Given instruction 1:
Count the lines of the records that contain the string "candlestick", treating uppercase and lowercase as different. Give only the number.

Extracted text:
Tuesday, January 2, 2018

January 2, 2018



STOP COMPLAINING

A teacher - whom I never expected
to be a teacher - taught me to stop complaining about the cold - as well 
as the heat of the summer. The teacher
was the big tree in my back yard. It
just sits there. It just grows there. It 
just exists there - naked in the cold 
and in the heat - without a complaint.
And I suspect, I do, that it won’t complain when it's cut down and becomes a chair 
or a table or a door - or it simply becomes firewood. Now that’s a humble ending.


 © Andy Costello, Reflections 2018




Monday, January 1, 2018

January 1, 2018 

Thought for today: 

"Friendship is born at  that  moment when one person says to another: 'What! You too? I thought I was the only one.'”. 

C.S. Lewis  [1896-1963]

[I plan to put a thought or quote for the day - besides a reflection a day - on my blog this year. I did a poem by someone else every day a few years back. This is a more modest self promise. Have a good year. "What you too?...."]

AROUND YOUR NECK


INTRODUCTION

The title of my homily for this feast of  the Solemnity of Mary - the Holy Mother of God -  is, “Around Your Neck.”

ANTHROPOLOGY

Who was the first human being to wear something around their neck?

Are there any paintings - and there have been a lot of paintings in the history of our world - are there any paintings of Adam and Eve where they have something around their neck?

I remember watching a documentary about the history of our world - how we evolved - how we migrated - how we came about. Showing some hunters moving along through the woods or mountain passes some early people stopped to bury one of the group who had died. The narrator said this was a jump in our evolution - to stop to bury our dead. To pause, to cry, to leave a marker for the next time we come back this way. “Here is where X died and is buried.”

The title of my homily is, “Around Your Neck.”

Did someone take something from the deceased - put a rope or string through it and wear it around their neck as a reminder of a loved and appreciated one?

Who was the first human to wear something around their neck?

I assume in classes and courses on anthropology someone mentions the human practice of wearing medals and chains, rosaries, bones and beads, shells and stones, around necks.

Entries supplied:
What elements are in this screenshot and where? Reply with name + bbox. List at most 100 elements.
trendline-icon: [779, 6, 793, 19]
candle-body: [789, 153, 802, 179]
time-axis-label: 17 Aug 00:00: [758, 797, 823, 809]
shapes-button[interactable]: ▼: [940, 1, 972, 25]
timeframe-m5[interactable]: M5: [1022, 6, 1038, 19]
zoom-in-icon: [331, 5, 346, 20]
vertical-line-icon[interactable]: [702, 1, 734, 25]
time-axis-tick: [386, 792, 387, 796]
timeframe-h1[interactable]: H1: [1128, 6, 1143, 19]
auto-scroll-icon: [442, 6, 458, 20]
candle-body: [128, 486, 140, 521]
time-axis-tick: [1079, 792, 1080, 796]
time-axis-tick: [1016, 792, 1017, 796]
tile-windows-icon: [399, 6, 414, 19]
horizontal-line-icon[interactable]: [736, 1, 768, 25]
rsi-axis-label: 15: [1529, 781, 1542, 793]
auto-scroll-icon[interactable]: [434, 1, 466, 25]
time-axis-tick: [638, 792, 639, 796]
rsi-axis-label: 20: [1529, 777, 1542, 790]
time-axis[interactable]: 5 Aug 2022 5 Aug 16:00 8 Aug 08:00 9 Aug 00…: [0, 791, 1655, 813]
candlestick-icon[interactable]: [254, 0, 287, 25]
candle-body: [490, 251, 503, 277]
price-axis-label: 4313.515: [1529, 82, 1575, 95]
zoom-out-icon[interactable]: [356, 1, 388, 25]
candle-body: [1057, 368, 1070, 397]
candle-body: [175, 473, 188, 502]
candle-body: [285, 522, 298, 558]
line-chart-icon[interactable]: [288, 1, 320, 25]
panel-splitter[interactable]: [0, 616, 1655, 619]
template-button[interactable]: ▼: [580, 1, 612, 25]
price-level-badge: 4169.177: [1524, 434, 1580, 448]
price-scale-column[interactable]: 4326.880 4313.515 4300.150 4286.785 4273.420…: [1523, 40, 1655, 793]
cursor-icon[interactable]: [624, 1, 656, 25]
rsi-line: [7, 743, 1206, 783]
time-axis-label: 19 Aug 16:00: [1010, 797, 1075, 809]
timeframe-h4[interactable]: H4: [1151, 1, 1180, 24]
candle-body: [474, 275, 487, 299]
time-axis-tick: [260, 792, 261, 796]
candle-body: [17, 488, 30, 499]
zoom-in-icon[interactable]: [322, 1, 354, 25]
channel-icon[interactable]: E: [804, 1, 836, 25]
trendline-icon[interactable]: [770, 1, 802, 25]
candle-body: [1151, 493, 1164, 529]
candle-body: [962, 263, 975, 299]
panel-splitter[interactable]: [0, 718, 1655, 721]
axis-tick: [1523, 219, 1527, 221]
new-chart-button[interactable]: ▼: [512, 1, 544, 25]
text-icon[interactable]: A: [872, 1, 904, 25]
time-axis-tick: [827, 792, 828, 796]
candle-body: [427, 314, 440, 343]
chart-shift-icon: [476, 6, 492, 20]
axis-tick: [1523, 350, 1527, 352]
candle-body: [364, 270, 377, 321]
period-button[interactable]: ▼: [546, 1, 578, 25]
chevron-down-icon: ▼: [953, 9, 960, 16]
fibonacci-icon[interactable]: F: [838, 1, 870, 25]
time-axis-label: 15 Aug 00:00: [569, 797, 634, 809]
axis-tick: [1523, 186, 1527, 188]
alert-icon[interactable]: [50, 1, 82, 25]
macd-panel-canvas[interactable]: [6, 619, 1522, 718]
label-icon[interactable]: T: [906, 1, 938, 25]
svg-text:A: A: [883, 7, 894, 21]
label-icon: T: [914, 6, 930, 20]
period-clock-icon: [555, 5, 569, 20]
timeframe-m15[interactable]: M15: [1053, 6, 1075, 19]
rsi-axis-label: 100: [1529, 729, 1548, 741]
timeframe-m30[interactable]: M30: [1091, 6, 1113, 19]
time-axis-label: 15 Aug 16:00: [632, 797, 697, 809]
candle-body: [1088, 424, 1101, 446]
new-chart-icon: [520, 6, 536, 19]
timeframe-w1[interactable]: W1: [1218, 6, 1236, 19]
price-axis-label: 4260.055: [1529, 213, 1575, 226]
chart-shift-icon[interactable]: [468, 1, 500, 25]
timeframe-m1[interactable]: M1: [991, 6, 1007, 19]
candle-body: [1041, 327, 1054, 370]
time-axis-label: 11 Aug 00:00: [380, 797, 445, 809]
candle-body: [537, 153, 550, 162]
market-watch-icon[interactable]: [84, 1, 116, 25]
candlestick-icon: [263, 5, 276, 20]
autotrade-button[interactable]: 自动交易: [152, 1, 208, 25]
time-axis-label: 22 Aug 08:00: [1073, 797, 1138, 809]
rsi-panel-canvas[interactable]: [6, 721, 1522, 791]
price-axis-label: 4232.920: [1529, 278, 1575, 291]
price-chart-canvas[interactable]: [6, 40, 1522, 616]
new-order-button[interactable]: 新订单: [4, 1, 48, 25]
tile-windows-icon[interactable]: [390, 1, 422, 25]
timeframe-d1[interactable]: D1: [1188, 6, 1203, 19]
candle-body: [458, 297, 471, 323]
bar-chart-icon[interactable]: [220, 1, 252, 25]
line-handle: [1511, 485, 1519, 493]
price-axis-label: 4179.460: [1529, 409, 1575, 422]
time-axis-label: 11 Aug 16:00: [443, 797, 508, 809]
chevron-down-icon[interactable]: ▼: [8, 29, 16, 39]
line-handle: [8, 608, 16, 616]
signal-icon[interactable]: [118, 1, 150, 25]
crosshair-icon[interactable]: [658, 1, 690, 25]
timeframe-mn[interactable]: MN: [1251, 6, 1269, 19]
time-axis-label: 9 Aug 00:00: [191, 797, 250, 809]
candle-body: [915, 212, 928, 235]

Given instruction 2:
According to the blog text, what taught the writer to stop complaining about the cold and the summer heat?

Correct answer 1:
2

Correct answer 2:
The big tree in the writer's back yard.